GIVEN DATA
-------
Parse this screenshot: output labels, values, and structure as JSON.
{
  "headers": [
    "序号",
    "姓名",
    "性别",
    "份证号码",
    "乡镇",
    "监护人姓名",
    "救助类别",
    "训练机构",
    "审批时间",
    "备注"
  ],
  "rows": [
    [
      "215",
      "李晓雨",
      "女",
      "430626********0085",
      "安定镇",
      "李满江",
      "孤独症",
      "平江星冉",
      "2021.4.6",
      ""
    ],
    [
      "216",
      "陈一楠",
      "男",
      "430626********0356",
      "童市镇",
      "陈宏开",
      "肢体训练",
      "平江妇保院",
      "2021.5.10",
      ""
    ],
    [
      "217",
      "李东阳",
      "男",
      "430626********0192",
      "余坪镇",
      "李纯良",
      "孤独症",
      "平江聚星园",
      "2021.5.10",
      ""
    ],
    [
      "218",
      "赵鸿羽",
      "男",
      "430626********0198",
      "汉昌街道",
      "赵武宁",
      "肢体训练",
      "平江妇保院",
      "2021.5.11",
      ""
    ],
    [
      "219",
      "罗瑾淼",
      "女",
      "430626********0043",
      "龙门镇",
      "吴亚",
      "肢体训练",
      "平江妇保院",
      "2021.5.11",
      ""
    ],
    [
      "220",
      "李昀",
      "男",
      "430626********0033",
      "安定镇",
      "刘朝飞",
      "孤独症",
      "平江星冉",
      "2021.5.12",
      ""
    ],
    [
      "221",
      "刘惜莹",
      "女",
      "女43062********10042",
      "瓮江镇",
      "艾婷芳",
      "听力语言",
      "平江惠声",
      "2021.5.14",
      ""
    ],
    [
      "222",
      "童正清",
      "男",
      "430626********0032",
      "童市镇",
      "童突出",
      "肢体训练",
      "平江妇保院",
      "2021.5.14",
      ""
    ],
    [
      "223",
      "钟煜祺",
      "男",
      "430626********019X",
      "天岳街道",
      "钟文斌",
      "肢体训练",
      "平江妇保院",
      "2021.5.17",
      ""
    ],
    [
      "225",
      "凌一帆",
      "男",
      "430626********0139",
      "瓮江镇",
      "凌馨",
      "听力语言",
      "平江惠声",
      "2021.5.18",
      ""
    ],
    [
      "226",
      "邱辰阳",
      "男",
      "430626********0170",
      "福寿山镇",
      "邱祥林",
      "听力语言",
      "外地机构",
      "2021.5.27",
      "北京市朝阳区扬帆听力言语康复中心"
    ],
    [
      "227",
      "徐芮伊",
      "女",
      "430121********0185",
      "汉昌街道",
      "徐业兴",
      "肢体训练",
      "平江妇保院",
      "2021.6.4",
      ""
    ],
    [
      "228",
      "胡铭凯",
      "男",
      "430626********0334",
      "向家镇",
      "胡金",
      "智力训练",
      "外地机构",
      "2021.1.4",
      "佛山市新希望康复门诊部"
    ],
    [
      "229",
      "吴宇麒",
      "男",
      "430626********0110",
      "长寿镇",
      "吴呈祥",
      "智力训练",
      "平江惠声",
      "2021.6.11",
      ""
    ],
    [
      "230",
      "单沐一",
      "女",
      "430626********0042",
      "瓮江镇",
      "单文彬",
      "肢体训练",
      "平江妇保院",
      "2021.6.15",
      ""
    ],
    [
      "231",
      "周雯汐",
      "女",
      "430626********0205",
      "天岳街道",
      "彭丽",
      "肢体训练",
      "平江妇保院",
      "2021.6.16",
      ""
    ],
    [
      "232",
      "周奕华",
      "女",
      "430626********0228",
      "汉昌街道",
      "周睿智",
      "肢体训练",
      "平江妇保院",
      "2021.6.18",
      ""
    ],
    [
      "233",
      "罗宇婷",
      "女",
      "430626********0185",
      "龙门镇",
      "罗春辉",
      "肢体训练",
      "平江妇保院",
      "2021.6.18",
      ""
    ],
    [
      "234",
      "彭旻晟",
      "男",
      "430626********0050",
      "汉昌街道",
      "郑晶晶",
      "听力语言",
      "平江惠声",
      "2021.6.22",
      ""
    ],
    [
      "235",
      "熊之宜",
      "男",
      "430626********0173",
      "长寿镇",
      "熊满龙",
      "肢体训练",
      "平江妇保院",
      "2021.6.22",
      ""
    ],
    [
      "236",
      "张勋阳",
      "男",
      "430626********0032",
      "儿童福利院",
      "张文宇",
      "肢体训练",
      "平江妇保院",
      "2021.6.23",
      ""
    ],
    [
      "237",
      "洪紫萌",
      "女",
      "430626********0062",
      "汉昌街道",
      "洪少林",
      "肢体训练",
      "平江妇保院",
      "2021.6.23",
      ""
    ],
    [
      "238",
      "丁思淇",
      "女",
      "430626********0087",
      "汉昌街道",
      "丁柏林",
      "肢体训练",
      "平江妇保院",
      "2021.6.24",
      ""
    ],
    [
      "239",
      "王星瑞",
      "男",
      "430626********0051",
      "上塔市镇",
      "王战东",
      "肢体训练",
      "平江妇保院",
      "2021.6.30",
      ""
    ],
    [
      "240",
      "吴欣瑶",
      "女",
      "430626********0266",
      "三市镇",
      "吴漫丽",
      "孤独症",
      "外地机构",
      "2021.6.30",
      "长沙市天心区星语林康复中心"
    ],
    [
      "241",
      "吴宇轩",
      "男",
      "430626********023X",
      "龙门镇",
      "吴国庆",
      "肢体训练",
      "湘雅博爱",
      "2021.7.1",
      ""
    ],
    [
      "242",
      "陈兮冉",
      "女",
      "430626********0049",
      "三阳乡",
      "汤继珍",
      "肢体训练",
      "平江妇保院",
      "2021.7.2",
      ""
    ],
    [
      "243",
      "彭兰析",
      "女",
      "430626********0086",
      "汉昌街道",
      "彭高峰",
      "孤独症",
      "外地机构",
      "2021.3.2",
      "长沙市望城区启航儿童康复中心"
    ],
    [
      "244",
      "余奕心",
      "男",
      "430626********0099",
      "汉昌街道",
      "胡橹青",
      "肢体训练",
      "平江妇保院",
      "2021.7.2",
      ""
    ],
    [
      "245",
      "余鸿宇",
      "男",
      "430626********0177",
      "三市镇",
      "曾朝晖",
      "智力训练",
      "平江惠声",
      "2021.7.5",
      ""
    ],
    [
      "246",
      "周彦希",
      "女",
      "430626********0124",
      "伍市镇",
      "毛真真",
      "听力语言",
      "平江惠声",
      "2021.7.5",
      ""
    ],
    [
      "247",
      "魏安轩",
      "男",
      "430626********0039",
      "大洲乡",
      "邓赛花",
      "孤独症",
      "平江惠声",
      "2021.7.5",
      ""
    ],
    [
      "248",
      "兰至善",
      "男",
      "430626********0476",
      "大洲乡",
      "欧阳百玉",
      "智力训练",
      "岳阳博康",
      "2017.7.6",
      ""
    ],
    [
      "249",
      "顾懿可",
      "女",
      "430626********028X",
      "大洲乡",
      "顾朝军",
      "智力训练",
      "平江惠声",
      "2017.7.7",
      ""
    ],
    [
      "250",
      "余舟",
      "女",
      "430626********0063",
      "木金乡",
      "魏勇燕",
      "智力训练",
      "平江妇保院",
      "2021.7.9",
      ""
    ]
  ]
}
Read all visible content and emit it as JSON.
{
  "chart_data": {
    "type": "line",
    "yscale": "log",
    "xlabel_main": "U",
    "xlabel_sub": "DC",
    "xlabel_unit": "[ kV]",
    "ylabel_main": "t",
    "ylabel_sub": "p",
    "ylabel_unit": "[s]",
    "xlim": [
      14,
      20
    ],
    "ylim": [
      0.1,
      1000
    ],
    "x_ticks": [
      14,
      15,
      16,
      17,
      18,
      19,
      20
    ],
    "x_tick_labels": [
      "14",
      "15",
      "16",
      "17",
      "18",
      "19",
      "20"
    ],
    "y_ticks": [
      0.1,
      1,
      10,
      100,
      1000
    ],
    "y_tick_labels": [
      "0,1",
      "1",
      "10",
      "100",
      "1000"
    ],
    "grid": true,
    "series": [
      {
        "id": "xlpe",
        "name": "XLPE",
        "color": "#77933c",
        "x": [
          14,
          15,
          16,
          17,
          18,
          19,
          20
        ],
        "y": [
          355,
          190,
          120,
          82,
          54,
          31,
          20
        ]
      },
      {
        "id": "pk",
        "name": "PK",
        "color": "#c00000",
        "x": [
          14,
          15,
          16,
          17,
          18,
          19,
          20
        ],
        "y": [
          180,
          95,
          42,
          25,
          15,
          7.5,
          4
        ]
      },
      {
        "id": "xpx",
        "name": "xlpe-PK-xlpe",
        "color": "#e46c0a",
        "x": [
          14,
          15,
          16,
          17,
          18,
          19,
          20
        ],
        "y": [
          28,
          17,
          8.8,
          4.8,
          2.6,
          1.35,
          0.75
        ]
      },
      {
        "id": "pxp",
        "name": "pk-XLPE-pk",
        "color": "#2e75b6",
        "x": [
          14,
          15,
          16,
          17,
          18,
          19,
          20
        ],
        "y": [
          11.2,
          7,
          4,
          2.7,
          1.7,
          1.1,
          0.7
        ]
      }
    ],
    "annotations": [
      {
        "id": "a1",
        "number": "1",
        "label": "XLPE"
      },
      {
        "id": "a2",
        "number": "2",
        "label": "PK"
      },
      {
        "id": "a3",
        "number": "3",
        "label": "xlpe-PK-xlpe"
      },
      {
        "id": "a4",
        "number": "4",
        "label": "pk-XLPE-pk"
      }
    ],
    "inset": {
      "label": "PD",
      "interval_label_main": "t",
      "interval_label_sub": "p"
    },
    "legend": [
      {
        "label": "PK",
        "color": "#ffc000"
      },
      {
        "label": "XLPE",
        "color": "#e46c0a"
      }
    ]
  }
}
-------
INSTRUCTIONS FOR THE TASK
Filter the entries down to the lines with the word "color" in them.

ANSWER TO THE PROBLEM
        "color": "#77933c",
        "color": "#c00000",
        "color": "#e46c0a",
        "color": "#2e75b6",
        "color": "#ffc000"
        "color": "#e46c0a"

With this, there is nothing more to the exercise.